Kann sich der Chef auf den Sicherheitsplan eines anderen verlassen?

Auf der Baustelle gab es einen allgemeinen Sicherheits- und Gesundheitsschutzplan (SiGePlan), der von einer anderen Person im Auftrag der Bauherrin erstellt wurde. In diesem Plan war an der späteren Unfallstelle keine Absturzsicherung vorgesehen. Könnte sich Herr K. darauf berufen? Das Gericht verneinte dies klar. Ein solcher allgemeiner Plan entbindet den einzelnen Arbeitgeber nicht von seiner eigenen, direkten Verantwortung für seine Mitarbeiter. Er muss diesen Plan zwar berücksichtigen, aber wenn er erkennt, dass eine konkrete Gefahr für seine Leute besteht, die im Plan nicht erfasst ist, muss er trotzdem handeln. Im vorliegenden Fall gab der Ersteller des SiGePlans sogar an, er habe gar nicht gewusst, dass an dieser Stelle gearbeitet werden sollte – sonst hätte er eine Sicherung eingeplant.

Hat sich der Arbeiter nicht selbst in Gefahr gebracht?

Ein häufiges Argument in solchen Fällen ist, der Verunfallte habe sich eigenverantwortlich selbst gefährdet. Könnte man sagen, der Arbeiter E. hätte die Gefahr erkennen und die Arbeit verweigern müssen? Das Gericht wies diese Überlegung zurück. Die Arbeitsschutzvorschriften dienen gerade dazu, Arbeitnehmer auch vor eigenen Fehleinschätzungen oder Leichtsinn zu schützen. Die Verantwortung des Arbeitgebers entfällt nicht einfach, nur weil der Arbeitnehmer die Gefahr ebenfalls kannte. Eine Ausnahme gäbe es nur, wenn der Arbeiter sich bewusst und absichtlich selbst schädigen wollte, wofür es hier keinerlei Anzeichen gab.

Die ersten Aussagen des Poliers S. und des verletzten Arbeiters E. deuteten zudem auf ein gemeinsames, abgestimmtes Vorgehen hin. Herr E. stand demnach oben auf dem Träger, um ihn zu verschrauben, während der Polier S. ihm von unten die Schraubenmuttern anreichen sollte. Die spätere Behauptung des Poliers, Herr E. sei eigenmächtig und unerwartet auf den Träger geklettert, wertete das Gericht als wenig glaubhafte Schutzbehauptung.

Kann ein Chef die Verantwortung einfach weitergeben?

→ Zielsetzung a
Wandeln Sie die Einträge von der Zeile mit „What elements are“ bis einschließlich der Zeile mit „bar-new-cases bbox=[706, 451, 708, 462]“ in eine nummerierte Liste um, wobei Leerzeilen entfallen.

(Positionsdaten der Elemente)
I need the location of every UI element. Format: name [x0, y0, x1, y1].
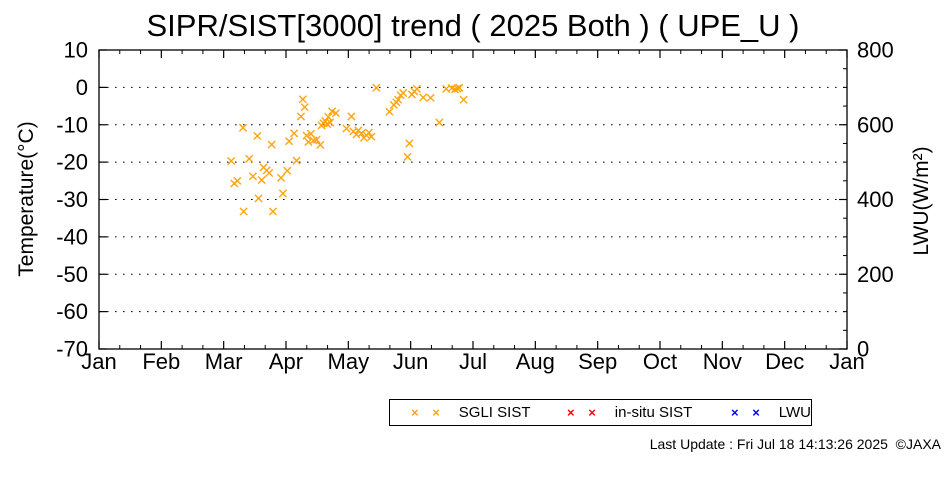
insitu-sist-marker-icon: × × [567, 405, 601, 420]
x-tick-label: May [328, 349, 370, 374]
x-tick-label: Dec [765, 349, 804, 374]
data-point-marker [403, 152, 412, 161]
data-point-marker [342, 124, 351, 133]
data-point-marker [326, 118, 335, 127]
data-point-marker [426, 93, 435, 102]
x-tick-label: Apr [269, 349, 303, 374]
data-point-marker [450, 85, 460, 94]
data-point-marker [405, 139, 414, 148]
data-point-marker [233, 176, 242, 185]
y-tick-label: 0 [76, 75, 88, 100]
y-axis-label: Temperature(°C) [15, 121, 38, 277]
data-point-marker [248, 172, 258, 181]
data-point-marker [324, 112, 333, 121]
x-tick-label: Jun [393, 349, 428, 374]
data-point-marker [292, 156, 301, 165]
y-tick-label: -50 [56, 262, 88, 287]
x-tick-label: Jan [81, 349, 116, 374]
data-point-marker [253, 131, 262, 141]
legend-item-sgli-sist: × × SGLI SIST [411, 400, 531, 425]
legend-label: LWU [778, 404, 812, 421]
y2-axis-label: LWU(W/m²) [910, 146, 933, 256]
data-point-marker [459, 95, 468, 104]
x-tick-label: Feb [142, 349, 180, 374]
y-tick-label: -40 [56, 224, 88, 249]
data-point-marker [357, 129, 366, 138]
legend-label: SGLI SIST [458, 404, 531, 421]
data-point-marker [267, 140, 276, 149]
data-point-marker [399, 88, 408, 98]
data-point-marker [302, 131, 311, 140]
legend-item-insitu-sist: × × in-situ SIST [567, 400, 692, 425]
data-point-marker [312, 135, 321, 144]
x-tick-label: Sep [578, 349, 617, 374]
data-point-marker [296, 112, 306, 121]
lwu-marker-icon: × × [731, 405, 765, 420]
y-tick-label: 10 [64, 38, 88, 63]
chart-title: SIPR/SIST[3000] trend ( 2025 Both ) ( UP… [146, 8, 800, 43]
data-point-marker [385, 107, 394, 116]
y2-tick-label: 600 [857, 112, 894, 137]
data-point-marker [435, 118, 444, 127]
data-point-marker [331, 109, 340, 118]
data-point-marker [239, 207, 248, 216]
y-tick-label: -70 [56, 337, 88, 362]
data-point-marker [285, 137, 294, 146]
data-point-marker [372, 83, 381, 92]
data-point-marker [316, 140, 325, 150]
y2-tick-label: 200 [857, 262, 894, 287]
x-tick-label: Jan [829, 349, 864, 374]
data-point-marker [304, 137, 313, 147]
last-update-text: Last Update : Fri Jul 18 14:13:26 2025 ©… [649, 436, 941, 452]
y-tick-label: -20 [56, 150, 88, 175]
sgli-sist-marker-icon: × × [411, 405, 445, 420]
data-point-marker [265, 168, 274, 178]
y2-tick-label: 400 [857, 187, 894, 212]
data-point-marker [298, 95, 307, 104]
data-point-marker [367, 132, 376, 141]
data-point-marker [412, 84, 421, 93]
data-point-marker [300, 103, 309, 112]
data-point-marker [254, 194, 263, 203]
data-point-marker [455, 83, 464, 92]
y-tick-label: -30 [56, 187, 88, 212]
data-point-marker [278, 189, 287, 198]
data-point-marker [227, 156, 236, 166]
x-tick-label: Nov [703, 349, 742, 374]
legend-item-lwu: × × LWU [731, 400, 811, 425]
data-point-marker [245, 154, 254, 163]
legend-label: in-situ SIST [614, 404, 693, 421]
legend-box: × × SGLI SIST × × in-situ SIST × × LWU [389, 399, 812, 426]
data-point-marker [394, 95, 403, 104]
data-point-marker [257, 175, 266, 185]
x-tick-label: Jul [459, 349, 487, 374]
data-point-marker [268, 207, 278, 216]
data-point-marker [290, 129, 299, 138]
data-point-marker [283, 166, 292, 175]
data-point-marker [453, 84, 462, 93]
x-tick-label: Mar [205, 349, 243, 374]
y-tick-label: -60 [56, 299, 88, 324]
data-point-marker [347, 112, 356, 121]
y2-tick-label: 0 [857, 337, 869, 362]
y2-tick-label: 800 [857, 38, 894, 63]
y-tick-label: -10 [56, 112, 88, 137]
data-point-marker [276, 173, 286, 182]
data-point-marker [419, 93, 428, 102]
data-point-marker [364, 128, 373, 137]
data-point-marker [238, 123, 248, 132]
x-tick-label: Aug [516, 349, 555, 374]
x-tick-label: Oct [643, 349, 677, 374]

* * *

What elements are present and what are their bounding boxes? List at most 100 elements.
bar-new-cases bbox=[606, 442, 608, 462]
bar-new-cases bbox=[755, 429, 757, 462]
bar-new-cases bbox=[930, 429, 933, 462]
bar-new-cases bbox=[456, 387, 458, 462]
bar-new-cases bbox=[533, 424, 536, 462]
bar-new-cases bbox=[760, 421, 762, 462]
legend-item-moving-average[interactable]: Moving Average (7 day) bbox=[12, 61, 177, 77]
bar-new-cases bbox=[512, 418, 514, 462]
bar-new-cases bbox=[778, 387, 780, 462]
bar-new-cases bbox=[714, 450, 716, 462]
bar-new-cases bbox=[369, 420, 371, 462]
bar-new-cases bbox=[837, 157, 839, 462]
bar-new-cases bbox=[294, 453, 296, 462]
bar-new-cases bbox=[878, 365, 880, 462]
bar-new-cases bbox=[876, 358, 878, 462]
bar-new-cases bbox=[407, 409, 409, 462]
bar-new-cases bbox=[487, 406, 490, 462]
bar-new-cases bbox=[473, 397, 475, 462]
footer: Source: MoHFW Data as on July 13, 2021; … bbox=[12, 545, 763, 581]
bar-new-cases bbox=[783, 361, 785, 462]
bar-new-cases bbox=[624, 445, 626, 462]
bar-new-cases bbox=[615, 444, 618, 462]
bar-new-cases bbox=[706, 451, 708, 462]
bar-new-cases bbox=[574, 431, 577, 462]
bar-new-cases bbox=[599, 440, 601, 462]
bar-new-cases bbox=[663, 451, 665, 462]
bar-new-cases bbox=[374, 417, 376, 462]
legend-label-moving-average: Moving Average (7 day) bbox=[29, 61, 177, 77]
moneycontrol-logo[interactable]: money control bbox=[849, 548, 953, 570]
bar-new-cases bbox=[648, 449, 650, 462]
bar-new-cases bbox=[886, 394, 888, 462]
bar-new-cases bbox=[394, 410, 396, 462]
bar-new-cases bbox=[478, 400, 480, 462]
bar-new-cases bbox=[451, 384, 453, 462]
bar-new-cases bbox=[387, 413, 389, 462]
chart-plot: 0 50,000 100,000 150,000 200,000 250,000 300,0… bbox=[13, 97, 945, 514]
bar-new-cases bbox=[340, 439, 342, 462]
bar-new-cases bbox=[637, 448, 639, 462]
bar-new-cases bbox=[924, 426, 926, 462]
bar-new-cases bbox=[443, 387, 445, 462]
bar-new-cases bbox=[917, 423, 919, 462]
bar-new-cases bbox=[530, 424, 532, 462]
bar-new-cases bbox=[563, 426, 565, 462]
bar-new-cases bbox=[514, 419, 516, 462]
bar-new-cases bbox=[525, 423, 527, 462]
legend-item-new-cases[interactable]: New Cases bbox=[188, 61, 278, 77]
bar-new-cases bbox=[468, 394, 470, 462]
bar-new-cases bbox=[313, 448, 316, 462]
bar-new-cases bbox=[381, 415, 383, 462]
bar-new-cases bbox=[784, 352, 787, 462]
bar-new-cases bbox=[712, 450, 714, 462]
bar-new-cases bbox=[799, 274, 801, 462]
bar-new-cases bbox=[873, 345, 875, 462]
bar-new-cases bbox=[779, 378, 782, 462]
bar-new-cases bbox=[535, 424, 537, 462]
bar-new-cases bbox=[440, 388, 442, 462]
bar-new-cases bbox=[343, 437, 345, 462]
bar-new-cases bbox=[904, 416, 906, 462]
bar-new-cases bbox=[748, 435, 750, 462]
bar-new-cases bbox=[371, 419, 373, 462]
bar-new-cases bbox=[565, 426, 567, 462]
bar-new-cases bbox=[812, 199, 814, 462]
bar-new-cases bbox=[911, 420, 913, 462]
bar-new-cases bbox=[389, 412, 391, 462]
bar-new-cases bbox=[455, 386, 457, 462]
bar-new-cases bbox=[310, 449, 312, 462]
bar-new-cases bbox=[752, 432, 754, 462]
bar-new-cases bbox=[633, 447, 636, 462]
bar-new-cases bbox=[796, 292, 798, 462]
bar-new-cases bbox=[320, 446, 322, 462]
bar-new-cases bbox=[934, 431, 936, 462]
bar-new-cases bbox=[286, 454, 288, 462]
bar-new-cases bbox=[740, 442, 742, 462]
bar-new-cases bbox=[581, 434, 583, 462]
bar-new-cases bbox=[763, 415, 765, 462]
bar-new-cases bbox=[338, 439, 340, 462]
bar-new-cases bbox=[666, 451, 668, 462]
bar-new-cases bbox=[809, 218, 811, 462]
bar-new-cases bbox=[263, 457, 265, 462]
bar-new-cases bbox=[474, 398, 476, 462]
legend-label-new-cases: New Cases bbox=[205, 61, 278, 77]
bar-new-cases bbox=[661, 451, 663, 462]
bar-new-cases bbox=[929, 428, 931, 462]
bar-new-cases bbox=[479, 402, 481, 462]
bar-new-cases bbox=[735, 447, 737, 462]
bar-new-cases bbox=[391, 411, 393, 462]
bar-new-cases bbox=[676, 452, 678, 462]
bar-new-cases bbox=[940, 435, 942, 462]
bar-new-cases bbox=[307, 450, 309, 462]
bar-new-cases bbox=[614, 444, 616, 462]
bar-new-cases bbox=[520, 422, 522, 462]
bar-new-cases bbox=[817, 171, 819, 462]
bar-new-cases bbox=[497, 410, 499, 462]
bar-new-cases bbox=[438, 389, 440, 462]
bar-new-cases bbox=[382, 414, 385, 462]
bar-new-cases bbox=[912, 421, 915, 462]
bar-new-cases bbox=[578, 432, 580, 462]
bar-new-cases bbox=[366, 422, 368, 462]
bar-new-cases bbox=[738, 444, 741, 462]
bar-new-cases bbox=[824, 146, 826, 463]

→ Zielsetzung b
Beantworten Sie anhand des vorliegenden Textes die folgenden Fragen:
(i) Was hat der Ersteller des SiGePlans nach eigener Angabe nicht gewusst?
(ii) Wovor sollen die Arbeitsschutzvorschriften Arbeitnehmer auch schützen?
(iii) Was sollte der Polier S. Herrn E. von unten anreichen?

→ Ergebnis a
1. What elements are present and what are their bounding boxes? List at most 100 elements.
2. bar-new-cases bbox=[606, 442, 608, 462]
3. bar-new-cases bbox=[755, 429, 757, 462]
4. bar-new-cases bbox=[930, 429, 933, 462]
5. bar-new-cases bbox=[456, 387, 458, 462]
6. bar-new-cases bbox=[533, 424, 536, 462]
7. bar-new-cases bbox=[760, 421, 762, 462]
8. legend-item-moving-average[interactable]: Moving Average (7 day) bbox=[12, 61, 177, 77]
9. bar-new-cases bbox=[512, 418, 514, 462]
10. bar-new-cases bbox=[778, 387, 780, 462]
11. bar-new-cases bbox=[714, 450, 716, 462]
12. bar-new-cases bbox=[369, 420, 371, 462]
13. bar-new-cases bbox=[837, 157, 839, 462]
14. bar-new-cases bbox=[294, 453, 296, 462]
15. bar-new-cases bbox=[878, 365, 880, 462]
16. bar-new-cases bbox=[876, 358, 878, 462]
17. bar-new-cases bbox=[407, 409, 409, 462]
18. bar-new-cases bbox=[487, 406, 490, 462]
19. bar-new-cases bbox=[473, 397, 475, 462]
20. footer: Source: MoHFW Data as on July 13, 2021; … bbox=[12, 545, 763, 581]
21. bar-new-cases bbox=[783, 361, 785, 462]
22. bar-new-cases bbox=[624, 445, 626, 462]
23. bar-new-cases bbox=[615, 444, 618, 462]
24. bar-new-cases bbox=[706, 451, 708, 462]

→ Ergebnis b
(i) Er hat nicht gewusst, dass an dieser Stelle gearbeitet werden sollte.
(ii) Sie sollen Arbeitnehmer auch vor eigenen Fehleinschätzungen oder Leichtsinn schützen.
(iii) Er sollte ihm die Schraubenmuttern anreichen.